Copy out the lines of the records below, from their first line through the line containing "34, 625, 44]", including both of those lines.

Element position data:
START
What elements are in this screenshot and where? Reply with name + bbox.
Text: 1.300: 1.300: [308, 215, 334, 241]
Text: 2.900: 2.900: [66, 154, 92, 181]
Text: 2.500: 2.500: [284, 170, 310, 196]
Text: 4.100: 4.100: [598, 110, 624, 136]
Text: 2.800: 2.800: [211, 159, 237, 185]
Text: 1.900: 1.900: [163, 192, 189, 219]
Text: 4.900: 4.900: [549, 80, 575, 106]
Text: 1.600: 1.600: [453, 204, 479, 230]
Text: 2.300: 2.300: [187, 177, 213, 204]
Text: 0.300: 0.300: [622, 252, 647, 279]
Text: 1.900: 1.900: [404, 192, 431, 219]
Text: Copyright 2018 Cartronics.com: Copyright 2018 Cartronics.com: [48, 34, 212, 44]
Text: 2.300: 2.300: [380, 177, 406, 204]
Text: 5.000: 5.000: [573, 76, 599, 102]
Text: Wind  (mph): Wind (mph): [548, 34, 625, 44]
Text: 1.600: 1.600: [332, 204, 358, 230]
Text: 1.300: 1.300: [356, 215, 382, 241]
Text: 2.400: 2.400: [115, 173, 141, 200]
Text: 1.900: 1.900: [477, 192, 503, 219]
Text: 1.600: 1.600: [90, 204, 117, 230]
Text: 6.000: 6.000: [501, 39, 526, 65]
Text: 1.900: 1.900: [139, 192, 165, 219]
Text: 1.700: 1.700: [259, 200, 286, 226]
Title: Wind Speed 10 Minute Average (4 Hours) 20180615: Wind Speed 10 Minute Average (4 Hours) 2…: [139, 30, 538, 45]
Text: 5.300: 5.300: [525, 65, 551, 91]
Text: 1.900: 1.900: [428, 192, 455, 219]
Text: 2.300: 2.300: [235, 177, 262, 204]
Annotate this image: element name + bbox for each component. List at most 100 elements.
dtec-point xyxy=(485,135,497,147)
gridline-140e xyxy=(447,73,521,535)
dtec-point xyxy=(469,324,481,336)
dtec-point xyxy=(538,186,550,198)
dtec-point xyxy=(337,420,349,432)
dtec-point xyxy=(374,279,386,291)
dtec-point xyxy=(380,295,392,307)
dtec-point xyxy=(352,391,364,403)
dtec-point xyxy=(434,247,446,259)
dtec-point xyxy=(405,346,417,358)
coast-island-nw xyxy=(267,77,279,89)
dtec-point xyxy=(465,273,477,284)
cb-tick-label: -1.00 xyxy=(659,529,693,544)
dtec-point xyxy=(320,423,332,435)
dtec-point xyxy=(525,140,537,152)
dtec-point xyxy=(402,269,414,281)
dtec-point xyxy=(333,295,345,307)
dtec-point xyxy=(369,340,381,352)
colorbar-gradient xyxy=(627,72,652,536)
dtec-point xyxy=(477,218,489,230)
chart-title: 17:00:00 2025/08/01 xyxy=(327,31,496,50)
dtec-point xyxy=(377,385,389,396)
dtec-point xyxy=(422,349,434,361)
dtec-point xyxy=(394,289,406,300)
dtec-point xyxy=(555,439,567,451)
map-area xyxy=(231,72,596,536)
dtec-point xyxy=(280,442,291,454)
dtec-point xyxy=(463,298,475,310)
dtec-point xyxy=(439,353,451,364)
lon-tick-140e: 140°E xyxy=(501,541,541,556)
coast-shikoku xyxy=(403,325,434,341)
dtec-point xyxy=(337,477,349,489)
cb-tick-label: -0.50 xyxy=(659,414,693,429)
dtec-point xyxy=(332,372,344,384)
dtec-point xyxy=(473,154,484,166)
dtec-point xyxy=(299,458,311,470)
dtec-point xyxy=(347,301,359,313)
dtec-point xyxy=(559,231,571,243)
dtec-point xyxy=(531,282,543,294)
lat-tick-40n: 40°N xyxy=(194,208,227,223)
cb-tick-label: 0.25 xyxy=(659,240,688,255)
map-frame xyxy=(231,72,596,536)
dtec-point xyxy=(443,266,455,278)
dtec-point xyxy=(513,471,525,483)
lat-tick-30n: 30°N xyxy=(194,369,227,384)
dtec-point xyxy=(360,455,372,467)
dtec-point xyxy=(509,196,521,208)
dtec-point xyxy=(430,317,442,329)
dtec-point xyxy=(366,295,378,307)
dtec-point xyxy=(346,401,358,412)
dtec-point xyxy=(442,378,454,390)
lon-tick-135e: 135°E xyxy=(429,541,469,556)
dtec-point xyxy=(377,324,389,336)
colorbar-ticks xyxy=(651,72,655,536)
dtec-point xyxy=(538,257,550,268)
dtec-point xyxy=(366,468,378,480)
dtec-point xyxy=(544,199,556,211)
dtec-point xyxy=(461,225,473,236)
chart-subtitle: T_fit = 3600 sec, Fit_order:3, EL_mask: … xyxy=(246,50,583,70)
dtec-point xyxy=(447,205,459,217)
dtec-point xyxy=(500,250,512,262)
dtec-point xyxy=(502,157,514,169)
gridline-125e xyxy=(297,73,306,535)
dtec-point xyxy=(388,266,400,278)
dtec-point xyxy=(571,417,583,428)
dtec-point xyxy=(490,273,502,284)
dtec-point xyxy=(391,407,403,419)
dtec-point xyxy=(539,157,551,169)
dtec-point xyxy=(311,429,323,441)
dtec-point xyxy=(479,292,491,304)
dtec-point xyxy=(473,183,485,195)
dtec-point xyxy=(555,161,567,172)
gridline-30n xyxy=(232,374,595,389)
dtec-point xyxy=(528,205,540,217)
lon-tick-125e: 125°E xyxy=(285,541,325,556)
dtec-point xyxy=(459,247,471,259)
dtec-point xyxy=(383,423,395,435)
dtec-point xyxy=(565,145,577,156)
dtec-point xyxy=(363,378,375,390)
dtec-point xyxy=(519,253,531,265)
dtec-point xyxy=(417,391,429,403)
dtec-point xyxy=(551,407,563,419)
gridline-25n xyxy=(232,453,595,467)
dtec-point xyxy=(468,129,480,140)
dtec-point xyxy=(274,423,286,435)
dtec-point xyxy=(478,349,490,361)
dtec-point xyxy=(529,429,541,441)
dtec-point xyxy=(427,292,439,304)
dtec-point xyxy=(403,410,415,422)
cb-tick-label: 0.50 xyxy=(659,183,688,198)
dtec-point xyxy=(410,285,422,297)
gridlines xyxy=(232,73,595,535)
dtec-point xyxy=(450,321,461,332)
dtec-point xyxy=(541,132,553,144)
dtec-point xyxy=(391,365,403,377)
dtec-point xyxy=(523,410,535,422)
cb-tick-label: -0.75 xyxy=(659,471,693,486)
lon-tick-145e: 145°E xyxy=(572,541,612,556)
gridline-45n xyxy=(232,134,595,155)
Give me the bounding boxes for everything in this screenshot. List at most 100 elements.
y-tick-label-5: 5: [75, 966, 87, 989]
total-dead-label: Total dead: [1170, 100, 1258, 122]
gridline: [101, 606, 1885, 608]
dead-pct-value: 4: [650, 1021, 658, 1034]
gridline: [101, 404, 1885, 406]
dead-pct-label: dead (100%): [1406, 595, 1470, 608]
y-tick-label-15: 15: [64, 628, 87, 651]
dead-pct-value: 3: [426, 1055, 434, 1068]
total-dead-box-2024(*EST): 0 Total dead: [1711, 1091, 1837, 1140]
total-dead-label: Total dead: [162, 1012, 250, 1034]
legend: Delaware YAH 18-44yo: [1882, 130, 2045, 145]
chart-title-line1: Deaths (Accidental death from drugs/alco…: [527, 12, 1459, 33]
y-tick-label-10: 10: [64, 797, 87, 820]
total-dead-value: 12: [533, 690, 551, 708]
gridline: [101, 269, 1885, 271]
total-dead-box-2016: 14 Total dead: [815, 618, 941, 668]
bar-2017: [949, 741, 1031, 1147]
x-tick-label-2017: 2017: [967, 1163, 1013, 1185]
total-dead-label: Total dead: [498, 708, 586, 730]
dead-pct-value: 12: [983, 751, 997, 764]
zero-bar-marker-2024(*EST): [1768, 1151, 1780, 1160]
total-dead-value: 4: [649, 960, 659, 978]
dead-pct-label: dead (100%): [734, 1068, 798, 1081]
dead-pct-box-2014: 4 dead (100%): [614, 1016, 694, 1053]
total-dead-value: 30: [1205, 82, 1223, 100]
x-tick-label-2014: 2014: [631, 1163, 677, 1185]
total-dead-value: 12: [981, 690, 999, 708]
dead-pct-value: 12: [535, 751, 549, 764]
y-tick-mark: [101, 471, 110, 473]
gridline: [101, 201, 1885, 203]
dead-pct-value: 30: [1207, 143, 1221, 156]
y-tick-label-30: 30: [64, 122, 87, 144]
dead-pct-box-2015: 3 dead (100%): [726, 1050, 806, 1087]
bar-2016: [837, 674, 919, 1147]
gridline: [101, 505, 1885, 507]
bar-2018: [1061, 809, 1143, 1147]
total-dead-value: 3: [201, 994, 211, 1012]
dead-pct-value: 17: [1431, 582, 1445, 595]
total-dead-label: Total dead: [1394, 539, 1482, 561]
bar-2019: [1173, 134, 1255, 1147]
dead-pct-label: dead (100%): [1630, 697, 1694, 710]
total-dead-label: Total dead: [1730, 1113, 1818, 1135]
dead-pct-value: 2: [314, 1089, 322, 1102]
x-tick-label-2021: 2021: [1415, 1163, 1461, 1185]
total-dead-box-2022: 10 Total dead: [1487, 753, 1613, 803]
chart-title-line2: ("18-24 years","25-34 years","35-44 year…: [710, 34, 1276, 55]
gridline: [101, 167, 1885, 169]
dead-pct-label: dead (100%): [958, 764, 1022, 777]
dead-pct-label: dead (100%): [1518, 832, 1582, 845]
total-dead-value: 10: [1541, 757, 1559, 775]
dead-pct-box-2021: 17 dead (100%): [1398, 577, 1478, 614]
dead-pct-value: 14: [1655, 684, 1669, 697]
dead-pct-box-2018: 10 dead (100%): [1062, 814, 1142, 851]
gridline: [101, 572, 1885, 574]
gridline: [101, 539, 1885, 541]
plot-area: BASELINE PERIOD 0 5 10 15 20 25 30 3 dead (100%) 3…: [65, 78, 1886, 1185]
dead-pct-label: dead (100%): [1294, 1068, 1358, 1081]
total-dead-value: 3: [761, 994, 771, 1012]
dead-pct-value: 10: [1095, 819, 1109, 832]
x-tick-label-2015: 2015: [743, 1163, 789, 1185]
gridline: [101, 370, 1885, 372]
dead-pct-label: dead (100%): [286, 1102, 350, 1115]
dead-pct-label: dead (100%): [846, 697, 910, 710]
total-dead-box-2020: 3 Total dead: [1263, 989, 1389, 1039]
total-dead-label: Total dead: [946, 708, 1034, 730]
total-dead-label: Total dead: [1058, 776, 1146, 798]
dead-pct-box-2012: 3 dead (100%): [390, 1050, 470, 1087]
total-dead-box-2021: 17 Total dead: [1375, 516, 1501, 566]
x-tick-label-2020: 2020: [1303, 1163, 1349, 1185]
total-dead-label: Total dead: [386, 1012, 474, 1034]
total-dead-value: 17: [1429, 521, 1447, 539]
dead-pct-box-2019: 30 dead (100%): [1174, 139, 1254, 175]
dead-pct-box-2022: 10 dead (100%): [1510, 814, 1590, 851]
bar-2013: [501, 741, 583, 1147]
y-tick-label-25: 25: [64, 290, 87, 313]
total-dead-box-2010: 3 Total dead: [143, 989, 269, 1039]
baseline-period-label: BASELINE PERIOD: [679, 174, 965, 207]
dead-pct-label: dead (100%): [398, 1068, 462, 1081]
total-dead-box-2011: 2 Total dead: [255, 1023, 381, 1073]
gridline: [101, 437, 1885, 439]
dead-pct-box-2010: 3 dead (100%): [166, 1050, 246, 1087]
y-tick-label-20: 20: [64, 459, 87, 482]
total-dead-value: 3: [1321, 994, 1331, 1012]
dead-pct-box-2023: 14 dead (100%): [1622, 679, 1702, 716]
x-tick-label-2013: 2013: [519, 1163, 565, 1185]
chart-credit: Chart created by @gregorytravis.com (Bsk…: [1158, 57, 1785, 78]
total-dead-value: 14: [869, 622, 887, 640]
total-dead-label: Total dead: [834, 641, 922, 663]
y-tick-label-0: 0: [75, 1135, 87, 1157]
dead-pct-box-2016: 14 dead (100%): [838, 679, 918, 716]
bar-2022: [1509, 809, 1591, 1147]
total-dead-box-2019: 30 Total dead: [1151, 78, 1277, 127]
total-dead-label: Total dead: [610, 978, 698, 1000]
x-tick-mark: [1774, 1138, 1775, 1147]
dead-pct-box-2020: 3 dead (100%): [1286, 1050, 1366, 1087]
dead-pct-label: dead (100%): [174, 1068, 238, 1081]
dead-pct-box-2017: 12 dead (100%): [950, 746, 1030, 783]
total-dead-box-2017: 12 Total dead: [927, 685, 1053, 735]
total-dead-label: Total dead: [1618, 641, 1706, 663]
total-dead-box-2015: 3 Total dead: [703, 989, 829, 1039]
END
> **THE SOLUTION**:
What elements are in this screenshot and where? Reply with name + bbox.
Text: 1.300: 1.300: [308, 215, 334, 241]
Text: 2.900: 2.900: [66, 154, 92, 181]
Text: 2.500: 2.500: [284, 170, 310, 196]
Text: 4.100: 4.100: [598, 110, 624, 136]
Text: 2.800: 2.800: [211, 159, 237, 185]
Text: 1.900: 1.900: [163, 192, 189, 219]
Text: 4.900: 4.900: [549, 80, 575, 106]
Text: 1.600: 1.600: [453, 204, 479, 230]
Text: 2.300: 2.300: [187, 177, 213, 204]
Text: 0.300: 0.300: [622, 252, 647, 279]
Text: 1.900: 1.900: [404, 192, 431, 219]
Text: Copyright 2018 Cartronics.com: Copyright 2018 Cartronics.com: [48, 34, 212, 44]
Text: 2.300: 2.300: [380, 177, 406, 204]
Text: 5.000: 5.000: [573, 76, 599, 102]
Text: Wind  (mph): Wind (mph): [548, 34, 625, 44]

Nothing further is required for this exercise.